Work instructions:
For each line of the data below that holds "VLAN", copy the line.

[start Material for this exercise]

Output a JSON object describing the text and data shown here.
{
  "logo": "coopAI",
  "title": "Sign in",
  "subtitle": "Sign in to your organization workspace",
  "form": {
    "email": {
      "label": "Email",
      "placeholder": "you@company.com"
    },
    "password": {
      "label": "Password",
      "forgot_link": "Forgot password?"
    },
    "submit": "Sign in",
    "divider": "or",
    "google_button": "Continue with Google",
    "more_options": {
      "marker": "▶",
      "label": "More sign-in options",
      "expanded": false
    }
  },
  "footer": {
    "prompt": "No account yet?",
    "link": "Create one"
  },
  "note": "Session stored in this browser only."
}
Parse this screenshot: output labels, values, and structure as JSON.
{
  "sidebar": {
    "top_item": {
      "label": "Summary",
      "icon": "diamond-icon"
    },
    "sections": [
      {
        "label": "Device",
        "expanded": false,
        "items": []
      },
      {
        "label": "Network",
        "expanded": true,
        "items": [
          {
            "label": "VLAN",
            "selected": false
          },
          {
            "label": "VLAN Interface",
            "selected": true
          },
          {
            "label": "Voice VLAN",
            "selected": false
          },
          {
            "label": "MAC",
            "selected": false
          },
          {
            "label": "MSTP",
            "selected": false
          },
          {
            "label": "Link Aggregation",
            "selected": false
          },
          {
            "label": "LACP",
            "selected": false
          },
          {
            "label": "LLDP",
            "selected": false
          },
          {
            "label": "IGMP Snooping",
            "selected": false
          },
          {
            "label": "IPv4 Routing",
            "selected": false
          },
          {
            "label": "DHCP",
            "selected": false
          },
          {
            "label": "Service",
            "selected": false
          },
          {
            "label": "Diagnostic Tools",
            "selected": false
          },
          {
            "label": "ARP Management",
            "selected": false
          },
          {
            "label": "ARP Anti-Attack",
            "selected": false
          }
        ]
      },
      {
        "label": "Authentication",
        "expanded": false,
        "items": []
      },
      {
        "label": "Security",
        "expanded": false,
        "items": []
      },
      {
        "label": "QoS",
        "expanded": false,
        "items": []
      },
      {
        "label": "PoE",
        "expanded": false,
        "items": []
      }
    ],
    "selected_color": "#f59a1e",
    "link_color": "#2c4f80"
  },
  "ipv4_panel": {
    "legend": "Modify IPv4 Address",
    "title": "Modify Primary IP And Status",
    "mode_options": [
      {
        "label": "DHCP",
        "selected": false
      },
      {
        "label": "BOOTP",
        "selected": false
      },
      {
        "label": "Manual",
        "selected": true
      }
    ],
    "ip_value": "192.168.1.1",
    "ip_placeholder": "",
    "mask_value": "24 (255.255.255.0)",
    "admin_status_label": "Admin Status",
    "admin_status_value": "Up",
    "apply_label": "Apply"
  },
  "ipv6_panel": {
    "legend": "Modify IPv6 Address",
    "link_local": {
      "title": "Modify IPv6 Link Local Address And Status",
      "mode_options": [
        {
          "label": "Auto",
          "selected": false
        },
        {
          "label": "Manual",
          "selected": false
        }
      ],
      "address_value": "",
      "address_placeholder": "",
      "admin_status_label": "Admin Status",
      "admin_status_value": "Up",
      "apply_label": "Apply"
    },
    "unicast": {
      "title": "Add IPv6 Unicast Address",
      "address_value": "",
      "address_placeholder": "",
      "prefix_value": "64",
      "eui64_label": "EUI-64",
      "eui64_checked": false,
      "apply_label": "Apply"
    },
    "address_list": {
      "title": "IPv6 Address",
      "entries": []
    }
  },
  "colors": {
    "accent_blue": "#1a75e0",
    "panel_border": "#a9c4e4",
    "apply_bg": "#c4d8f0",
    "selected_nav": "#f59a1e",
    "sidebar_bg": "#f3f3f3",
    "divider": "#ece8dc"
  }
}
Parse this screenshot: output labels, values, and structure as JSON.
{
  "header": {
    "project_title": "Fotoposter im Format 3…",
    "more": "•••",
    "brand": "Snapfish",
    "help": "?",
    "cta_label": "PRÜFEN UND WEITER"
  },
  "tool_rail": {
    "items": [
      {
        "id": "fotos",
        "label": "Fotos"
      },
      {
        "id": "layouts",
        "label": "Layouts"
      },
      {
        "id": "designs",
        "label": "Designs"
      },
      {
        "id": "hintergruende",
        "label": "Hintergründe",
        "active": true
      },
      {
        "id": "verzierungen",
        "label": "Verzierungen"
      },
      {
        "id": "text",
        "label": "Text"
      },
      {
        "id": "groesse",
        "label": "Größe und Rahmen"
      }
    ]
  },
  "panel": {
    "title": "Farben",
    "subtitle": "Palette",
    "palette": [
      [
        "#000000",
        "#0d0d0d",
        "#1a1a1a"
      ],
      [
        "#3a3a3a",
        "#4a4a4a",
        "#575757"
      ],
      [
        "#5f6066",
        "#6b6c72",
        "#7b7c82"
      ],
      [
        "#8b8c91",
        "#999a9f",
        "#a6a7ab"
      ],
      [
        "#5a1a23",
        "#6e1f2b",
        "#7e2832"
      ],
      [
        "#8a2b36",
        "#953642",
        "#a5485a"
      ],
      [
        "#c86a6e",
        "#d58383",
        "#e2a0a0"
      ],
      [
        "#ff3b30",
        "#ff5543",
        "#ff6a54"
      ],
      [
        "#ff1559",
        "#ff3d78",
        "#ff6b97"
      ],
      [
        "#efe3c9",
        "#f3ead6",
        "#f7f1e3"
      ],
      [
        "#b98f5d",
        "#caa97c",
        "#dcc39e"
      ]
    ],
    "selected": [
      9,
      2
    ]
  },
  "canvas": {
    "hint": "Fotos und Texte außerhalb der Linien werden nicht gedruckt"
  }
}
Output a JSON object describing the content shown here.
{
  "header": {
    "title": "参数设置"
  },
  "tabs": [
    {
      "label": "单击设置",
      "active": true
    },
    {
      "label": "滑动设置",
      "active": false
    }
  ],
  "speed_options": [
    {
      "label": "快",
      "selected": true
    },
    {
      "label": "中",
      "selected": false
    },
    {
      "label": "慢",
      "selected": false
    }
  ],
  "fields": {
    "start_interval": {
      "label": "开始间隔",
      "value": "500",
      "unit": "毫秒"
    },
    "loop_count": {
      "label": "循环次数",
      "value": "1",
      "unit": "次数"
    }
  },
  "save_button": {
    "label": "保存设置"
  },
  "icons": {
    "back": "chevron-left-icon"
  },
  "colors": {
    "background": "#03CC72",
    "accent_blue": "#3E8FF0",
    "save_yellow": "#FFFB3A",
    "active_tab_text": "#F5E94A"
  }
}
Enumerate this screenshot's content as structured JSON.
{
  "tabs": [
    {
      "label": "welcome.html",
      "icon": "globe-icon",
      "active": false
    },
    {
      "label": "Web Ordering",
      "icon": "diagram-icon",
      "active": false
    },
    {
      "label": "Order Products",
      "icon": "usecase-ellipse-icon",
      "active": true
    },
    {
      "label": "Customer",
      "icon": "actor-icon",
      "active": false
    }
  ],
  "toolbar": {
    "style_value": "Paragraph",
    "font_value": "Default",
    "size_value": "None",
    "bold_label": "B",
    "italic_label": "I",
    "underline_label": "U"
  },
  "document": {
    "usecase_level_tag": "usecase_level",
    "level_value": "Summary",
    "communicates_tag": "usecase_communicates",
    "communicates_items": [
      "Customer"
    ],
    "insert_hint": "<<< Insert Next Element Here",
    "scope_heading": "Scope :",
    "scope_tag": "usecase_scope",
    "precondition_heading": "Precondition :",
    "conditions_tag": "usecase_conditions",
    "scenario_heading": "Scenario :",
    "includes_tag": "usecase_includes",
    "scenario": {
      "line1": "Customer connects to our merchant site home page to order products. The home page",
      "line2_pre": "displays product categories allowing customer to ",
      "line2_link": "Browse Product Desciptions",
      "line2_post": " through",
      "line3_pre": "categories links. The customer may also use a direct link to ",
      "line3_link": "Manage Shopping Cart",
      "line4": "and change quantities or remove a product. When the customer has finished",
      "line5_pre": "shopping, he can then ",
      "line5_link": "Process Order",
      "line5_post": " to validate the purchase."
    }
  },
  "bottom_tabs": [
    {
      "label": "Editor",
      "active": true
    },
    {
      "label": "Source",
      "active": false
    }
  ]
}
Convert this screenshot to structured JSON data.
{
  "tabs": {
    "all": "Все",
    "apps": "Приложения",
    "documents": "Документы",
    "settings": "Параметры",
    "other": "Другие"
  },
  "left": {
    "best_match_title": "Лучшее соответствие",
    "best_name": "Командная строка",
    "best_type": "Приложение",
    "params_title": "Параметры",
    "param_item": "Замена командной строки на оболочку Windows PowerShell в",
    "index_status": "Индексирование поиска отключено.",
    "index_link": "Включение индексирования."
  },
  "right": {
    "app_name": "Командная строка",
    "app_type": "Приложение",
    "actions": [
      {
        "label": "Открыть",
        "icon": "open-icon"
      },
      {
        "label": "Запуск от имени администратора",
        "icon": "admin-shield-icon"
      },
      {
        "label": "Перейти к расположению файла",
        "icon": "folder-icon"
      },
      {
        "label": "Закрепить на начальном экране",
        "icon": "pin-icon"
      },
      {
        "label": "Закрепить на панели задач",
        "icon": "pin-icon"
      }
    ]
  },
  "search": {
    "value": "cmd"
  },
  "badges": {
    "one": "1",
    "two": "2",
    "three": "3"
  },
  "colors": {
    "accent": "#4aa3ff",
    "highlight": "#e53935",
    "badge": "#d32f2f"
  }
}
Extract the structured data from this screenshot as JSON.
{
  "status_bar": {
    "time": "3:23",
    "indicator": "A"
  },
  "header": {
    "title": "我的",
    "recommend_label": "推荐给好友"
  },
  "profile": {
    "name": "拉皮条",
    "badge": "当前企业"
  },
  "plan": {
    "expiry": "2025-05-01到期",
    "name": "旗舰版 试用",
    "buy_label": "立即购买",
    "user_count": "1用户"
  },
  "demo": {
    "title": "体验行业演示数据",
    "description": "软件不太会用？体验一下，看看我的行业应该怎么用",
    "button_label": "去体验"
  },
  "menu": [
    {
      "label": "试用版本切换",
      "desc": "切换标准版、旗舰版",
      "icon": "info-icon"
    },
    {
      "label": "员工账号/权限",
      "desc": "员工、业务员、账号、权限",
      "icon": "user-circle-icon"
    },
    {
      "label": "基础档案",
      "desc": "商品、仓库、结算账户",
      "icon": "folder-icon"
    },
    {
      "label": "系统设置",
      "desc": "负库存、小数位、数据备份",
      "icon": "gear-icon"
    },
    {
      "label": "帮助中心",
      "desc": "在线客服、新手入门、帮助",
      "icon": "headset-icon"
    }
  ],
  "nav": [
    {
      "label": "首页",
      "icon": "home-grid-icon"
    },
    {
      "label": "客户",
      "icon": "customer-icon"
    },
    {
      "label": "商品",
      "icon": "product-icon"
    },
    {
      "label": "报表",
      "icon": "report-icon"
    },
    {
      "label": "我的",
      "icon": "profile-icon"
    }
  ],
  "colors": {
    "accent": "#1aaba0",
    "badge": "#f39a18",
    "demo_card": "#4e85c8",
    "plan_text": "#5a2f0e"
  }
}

[end Material for this exercise]

Exercise answer:
            "label": "VLAN",
            "label": "VLAN Interface",
            "label": "Voice VLAN",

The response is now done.